ENTRIES →
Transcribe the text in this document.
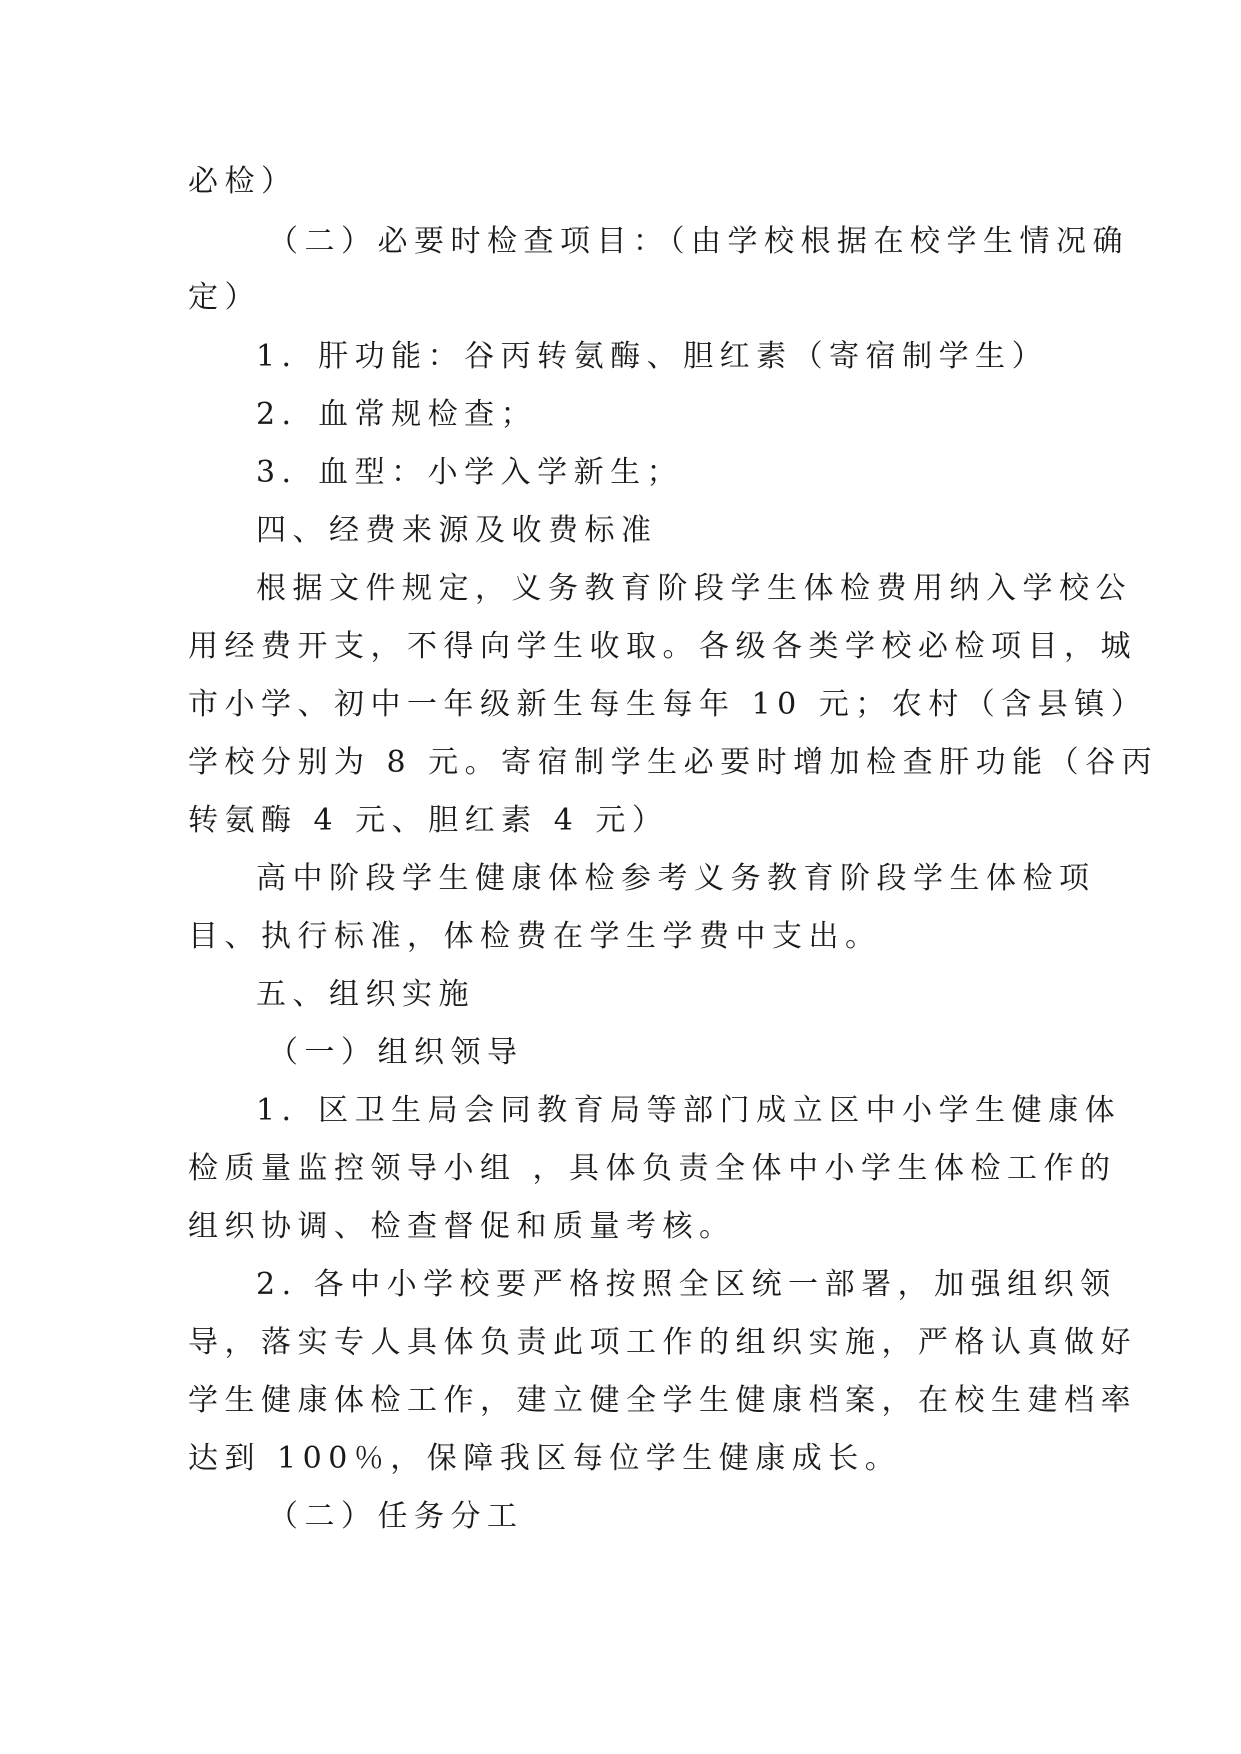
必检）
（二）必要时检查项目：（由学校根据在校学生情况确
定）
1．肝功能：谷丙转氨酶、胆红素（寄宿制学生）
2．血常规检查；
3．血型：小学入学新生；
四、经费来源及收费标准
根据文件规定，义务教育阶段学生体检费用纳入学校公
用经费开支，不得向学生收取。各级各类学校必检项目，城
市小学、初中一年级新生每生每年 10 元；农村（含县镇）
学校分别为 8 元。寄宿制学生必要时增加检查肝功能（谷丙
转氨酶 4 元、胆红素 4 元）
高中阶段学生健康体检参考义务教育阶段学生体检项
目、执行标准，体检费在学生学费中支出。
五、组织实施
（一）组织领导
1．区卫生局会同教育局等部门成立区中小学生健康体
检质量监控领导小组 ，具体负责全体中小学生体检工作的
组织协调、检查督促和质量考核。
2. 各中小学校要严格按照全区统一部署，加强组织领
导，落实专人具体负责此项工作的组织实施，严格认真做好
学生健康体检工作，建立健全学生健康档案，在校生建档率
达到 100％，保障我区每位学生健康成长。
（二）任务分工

PROBLEM → Give the data again exactly as written, with all pictures left out.

EXERCISE OUTPUT →
Transcribe the text in this document.
必检）
（二）必要时检查项目：（由学校根据在校学生情况确
定）
1．肝功能：谷丙转氨酶、胆红素（寄宿制学生）
2．血常规检查；
3．血型：小学入学新生；
四、经费来源及收费标准
根据文件规定，义务教育阶段学生体检费用纳入学校公
用经费开支，不得向学生收取。各级各类学校必检项目，城
市小学、初中一年级新生每生每年 10 元；农村（含县镇）
学校分别为 8 元。寄宿制学生必要时增加检查肝功能（谷丙
转氨酶 4 元、胆红素 4 元）
高中阶段学生健康体检参考义务教育阶段学生体检项
目、执行标准，体检费在学生学费中支出。
五、组织实施
（一）组织领导
1．区卫生局会同教育局等部门成立区中小学生健康体
检质量监控领导小组 ，具体负责全体中小学生体检工作的
组织协调、检查督促和质量考核。
2. 各中小学校要严格按照全区统一部署，加强组织领
导，落实专人具体负责此项工作的组织实施，严格认真做好
学生健康体检工作，建立健全学生健康档案，在校生建档率
达到 100％，保障我区每位学生健康成长。
（二）任务分工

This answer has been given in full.